▶ Given task:
Determine how many lines include the string "Settings". Output that number only.

▶ Available records:
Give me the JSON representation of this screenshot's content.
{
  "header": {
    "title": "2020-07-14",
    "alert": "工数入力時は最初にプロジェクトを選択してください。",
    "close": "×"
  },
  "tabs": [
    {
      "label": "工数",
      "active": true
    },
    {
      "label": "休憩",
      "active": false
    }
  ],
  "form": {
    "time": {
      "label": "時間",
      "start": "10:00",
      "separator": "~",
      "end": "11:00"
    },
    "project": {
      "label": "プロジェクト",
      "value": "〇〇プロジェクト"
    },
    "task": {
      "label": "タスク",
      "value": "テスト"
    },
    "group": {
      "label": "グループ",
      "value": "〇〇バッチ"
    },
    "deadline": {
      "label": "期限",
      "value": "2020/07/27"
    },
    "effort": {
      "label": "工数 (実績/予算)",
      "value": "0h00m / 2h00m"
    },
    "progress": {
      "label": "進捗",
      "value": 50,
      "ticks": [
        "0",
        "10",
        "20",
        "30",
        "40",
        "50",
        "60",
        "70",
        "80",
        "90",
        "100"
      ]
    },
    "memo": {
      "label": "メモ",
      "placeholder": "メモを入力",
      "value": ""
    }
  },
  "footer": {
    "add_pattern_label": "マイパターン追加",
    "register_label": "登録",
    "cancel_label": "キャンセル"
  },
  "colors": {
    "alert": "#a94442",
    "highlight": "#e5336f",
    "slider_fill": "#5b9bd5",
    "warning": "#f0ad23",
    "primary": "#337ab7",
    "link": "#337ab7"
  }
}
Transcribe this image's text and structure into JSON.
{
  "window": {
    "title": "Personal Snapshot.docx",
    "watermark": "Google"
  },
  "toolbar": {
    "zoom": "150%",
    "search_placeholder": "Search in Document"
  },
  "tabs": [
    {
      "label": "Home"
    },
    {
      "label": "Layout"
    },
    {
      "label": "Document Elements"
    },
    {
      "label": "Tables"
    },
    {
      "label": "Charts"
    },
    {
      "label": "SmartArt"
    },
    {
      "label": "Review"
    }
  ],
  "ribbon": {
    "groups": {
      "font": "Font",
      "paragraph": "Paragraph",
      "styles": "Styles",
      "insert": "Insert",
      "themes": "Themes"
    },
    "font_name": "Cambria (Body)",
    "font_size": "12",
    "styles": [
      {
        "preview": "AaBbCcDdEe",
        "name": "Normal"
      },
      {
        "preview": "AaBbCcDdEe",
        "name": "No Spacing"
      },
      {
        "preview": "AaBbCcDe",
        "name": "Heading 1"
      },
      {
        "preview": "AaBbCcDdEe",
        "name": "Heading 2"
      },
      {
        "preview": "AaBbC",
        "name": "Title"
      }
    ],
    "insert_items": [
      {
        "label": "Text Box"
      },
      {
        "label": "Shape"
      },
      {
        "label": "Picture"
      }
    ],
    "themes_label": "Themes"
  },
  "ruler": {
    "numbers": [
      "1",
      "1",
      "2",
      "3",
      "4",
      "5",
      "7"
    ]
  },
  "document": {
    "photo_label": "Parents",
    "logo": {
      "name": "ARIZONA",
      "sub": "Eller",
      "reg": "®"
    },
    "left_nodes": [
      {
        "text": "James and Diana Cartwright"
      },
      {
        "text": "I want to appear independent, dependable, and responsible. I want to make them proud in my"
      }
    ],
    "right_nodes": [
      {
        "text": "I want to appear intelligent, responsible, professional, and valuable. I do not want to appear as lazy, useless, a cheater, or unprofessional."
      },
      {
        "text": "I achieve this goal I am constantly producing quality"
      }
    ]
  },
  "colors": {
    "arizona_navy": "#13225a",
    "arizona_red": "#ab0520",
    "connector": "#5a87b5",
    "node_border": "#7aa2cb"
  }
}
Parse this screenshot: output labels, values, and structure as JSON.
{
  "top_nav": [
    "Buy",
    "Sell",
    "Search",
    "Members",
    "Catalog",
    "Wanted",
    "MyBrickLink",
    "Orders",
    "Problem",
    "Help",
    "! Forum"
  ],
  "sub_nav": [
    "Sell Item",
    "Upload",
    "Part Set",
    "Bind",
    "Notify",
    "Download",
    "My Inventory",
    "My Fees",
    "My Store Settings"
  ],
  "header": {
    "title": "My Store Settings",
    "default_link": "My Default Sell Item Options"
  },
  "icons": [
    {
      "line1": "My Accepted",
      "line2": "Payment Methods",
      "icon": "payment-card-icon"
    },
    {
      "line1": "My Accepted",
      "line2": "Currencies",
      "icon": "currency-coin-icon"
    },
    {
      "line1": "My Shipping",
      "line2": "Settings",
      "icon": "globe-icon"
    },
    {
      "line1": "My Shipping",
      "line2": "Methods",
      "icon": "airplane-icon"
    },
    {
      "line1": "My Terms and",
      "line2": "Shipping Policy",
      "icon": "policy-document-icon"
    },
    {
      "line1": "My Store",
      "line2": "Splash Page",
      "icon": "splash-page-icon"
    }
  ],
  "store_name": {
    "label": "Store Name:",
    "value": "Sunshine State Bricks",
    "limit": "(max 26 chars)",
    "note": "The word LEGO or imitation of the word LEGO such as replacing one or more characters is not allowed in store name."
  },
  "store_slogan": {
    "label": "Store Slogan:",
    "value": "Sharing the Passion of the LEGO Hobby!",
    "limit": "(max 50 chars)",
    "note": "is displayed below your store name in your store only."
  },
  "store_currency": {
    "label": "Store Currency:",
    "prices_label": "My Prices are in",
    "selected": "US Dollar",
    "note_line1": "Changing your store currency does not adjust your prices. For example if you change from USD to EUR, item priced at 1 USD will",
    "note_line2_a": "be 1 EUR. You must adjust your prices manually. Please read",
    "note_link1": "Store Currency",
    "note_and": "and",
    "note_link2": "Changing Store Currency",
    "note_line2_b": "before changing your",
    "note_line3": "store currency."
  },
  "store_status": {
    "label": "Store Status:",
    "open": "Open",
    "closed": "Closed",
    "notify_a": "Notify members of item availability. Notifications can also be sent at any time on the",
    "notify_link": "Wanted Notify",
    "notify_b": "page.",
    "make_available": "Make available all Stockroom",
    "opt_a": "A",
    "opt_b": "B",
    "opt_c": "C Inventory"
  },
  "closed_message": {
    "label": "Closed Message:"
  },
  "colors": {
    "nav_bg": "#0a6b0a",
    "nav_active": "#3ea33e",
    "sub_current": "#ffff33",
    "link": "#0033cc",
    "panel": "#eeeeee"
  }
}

▶ Exercise response:
3